**EXERCISE DETAILS**
Single out the lines of the material that contain "bottom" and copy them.

[Dataset items]
┌────────
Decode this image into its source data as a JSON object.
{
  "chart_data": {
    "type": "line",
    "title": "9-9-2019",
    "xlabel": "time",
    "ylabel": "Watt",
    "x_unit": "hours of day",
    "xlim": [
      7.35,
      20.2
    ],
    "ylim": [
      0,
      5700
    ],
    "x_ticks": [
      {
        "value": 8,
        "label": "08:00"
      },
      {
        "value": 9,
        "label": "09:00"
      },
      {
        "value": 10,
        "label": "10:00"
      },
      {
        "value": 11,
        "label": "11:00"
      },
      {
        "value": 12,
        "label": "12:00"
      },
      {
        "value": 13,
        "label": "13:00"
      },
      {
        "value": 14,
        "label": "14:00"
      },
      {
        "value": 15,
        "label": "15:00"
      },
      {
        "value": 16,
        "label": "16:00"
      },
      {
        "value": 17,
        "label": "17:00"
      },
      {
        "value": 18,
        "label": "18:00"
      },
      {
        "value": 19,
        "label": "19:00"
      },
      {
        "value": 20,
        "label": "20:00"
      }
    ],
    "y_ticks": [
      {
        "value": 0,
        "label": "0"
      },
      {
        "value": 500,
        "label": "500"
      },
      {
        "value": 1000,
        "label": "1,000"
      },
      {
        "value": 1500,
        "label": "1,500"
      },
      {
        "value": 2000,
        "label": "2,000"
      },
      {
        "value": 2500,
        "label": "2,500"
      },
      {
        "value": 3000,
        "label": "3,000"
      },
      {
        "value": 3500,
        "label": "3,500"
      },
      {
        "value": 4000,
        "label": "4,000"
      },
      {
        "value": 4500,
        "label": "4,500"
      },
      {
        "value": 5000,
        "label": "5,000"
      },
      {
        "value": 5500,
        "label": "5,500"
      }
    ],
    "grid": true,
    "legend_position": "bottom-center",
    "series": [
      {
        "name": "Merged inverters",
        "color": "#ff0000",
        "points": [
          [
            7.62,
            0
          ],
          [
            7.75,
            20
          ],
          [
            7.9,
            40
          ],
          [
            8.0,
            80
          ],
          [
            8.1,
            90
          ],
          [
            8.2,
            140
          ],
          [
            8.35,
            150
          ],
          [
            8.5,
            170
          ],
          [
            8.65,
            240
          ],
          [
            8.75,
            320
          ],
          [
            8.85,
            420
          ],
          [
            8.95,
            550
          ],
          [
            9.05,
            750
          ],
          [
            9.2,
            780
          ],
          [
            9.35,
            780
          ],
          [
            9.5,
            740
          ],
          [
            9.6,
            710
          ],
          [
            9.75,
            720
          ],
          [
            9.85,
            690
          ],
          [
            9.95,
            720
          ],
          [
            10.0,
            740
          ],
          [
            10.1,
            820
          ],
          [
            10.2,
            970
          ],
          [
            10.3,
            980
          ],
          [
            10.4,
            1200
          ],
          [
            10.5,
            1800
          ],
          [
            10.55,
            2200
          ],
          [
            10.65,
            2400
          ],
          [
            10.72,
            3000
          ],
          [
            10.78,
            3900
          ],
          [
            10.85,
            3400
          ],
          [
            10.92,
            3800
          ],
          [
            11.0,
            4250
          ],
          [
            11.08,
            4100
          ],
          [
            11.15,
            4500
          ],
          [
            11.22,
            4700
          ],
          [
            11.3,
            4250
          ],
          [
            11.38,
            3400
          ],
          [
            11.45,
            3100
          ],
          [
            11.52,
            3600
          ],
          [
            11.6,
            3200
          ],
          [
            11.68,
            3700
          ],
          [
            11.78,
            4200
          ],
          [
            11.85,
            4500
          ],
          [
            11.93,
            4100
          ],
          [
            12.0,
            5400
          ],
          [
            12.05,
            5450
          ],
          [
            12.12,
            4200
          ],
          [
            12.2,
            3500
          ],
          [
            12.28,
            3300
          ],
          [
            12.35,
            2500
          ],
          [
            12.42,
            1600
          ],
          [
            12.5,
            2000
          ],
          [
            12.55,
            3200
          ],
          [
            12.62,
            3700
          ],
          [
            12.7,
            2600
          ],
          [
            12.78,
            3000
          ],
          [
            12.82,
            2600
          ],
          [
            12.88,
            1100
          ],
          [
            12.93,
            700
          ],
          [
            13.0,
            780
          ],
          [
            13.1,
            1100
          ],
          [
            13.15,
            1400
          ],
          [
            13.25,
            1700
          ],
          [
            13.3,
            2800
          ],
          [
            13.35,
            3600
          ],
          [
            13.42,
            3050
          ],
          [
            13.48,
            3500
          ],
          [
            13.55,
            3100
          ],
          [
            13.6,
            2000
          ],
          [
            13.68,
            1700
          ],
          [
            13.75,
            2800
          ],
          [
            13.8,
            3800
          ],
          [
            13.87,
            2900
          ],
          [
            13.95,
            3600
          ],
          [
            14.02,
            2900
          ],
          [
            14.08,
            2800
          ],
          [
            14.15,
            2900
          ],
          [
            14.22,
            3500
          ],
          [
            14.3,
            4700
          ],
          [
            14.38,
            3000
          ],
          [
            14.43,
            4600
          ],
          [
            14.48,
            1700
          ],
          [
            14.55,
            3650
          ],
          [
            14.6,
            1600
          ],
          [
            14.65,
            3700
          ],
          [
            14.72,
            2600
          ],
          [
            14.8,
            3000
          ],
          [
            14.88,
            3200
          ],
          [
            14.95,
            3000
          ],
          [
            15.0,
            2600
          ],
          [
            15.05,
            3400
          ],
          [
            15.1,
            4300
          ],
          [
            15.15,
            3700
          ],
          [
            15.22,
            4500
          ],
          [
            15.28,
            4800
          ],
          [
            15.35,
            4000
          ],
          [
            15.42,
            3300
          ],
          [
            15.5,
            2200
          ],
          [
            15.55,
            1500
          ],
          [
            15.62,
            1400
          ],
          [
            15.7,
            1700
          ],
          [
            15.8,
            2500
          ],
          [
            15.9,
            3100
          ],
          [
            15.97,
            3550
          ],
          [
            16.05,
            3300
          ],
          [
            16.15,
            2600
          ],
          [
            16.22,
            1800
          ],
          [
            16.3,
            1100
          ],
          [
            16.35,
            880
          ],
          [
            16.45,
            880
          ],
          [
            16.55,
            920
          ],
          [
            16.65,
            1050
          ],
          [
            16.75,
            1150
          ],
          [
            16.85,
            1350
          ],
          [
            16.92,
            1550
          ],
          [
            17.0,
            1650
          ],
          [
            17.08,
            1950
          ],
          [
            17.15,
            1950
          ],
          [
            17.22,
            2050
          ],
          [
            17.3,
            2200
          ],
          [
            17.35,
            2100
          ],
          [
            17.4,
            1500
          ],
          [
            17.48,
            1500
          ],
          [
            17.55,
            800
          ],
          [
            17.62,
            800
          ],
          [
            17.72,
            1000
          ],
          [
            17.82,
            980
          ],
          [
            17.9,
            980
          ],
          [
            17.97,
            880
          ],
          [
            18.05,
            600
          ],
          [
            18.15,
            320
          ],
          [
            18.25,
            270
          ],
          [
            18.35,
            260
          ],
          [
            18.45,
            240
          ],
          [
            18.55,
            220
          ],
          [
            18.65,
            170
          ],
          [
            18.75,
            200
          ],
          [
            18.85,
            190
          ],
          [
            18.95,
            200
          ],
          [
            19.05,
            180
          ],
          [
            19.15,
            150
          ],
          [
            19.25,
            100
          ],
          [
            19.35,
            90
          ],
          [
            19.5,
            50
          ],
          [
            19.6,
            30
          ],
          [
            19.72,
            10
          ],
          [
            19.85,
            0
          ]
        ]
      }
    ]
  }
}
└────────
┌────────
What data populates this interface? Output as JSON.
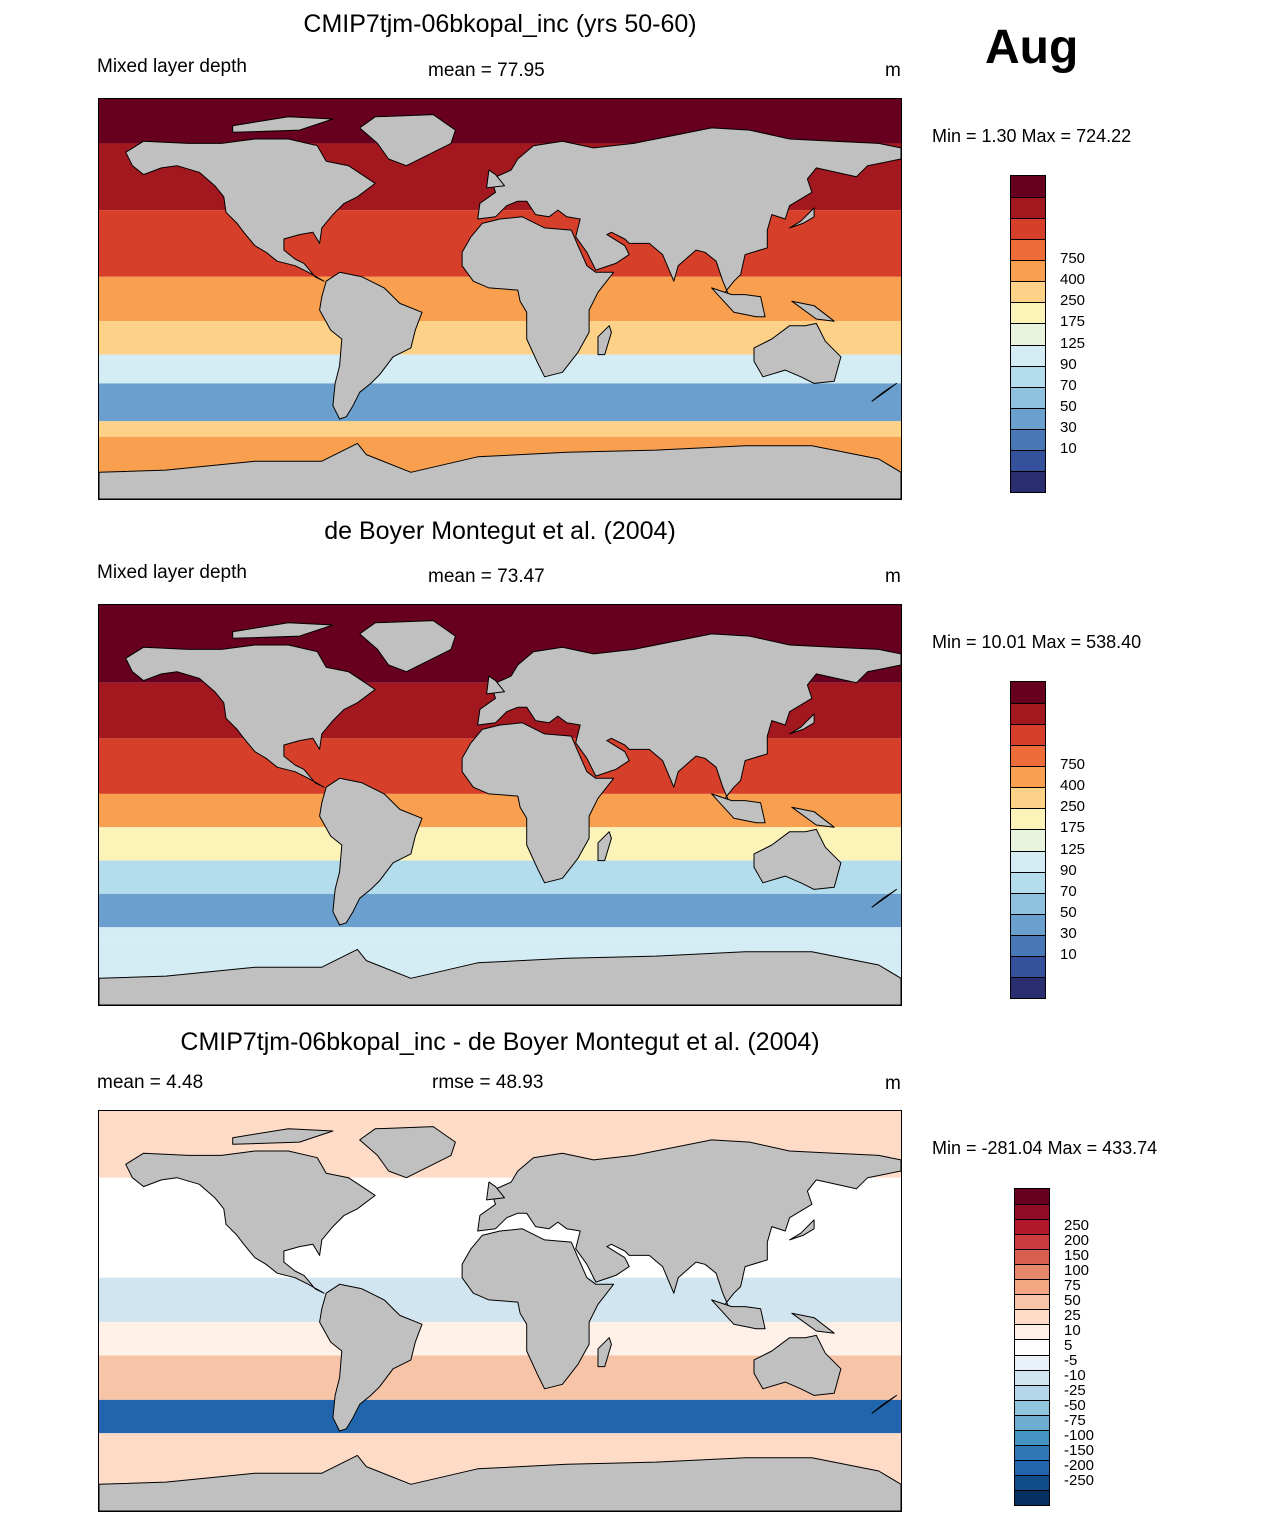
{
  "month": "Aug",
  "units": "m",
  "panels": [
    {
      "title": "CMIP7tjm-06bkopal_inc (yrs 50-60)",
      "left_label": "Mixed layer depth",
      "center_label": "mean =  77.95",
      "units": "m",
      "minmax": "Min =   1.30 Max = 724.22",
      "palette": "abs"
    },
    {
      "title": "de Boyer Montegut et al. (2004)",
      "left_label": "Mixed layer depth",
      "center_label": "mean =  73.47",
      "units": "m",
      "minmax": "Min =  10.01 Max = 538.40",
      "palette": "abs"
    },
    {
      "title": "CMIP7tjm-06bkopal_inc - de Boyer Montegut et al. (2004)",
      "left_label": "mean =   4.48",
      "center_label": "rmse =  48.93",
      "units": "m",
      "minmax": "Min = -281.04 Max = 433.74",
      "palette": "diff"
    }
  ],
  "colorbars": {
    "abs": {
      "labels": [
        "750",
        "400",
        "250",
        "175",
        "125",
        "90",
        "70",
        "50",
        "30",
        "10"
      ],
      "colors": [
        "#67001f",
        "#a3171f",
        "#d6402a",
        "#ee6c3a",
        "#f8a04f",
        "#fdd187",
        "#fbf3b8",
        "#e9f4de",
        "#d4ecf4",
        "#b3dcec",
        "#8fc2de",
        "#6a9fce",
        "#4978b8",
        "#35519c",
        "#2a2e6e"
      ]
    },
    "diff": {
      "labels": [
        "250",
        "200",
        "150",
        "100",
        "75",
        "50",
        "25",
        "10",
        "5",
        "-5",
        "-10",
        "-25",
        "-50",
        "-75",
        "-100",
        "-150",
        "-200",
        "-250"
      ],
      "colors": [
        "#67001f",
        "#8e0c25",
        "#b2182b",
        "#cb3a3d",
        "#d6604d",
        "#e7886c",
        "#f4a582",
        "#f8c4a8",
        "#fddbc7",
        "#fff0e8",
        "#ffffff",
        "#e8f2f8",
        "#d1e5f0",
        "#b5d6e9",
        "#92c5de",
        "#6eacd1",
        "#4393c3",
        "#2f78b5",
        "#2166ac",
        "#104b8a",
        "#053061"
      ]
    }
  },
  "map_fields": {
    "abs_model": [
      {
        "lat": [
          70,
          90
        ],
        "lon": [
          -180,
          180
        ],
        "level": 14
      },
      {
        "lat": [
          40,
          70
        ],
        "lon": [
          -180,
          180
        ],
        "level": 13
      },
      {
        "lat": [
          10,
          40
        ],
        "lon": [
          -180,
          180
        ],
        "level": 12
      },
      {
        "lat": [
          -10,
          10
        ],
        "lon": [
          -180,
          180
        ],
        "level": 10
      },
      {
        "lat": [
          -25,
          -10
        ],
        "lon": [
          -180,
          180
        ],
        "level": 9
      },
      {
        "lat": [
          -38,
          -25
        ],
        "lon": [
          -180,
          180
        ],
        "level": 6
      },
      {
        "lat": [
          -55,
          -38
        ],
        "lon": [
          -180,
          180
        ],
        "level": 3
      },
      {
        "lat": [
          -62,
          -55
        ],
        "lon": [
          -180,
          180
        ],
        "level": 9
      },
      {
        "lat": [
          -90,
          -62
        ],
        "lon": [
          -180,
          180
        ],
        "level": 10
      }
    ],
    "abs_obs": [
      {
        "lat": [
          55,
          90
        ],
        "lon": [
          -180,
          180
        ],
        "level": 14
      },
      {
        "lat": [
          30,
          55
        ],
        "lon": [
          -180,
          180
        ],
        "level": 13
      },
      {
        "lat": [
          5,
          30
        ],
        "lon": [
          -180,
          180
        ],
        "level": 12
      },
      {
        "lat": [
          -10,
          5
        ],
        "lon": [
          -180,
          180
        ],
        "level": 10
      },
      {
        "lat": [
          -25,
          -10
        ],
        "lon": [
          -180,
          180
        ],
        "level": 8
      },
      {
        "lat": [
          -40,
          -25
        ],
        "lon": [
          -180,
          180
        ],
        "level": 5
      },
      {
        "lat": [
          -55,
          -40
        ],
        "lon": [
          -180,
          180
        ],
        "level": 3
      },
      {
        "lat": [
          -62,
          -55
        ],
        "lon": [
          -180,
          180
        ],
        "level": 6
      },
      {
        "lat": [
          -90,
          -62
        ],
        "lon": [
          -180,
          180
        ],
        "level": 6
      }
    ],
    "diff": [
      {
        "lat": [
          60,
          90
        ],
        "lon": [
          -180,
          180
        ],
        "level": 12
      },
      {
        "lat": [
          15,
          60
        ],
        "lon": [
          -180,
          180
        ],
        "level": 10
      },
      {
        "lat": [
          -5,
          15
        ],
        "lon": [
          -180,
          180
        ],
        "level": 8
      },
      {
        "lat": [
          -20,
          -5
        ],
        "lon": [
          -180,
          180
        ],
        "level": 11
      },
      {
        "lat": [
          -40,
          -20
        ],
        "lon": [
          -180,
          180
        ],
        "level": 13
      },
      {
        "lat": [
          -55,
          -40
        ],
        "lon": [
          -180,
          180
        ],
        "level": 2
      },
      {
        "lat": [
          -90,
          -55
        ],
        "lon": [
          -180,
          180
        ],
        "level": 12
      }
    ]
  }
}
└────────
┌────────
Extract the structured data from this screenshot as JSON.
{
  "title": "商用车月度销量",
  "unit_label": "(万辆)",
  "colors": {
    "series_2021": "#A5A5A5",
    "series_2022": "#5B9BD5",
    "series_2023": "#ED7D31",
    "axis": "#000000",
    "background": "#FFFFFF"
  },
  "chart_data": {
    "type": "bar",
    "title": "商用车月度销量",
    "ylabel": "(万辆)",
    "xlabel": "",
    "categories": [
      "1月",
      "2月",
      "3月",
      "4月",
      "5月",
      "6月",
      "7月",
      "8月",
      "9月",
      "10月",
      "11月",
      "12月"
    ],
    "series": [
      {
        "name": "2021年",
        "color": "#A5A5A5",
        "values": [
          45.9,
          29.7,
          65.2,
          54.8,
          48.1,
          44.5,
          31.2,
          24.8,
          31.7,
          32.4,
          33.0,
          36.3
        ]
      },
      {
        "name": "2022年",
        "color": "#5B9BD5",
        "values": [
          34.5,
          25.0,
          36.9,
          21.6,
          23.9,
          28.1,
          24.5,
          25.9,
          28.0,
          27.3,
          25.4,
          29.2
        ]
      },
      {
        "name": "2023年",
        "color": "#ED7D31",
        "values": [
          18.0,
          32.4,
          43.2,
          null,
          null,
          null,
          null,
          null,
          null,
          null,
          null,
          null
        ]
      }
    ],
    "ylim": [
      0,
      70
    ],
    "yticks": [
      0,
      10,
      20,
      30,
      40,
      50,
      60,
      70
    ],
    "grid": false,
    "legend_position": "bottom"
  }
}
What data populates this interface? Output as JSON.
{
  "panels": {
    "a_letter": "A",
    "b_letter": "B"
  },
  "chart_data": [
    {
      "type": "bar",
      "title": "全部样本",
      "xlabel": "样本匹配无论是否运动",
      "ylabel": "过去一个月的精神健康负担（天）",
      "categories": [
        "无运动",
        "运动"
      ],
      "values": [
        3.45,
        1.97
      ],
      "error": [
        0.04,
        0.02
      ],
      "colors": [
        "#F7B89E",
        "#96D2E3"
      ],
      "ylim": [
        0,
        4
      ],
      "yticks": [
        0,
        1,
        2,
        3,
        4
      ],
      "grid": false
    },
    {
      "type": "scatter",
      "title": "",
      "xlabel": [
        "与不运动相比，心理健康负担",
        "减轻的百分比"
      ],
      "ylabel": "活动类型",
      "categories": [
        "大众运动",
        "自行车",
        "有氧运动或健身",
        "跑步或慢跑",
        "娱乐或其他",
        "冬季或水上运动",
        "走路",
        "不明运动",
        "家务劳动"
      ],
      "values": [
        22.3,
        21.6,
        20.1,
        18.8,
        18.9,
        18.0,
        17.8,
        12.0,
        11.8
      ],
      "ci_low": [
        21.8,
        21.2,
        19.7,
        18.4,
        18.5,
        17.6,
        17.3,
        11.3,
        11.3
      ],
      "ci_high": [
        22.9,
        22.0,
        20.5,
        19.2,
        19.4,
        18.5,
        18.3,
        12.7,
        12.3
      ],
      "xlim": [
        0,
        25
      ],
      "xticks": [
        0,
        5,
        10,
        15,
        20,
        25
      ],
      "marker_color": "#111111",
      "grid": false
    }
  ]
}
└────────
**OUTPUT**
    "legend_position": "bottom-center",
    "legend_position": "bottom"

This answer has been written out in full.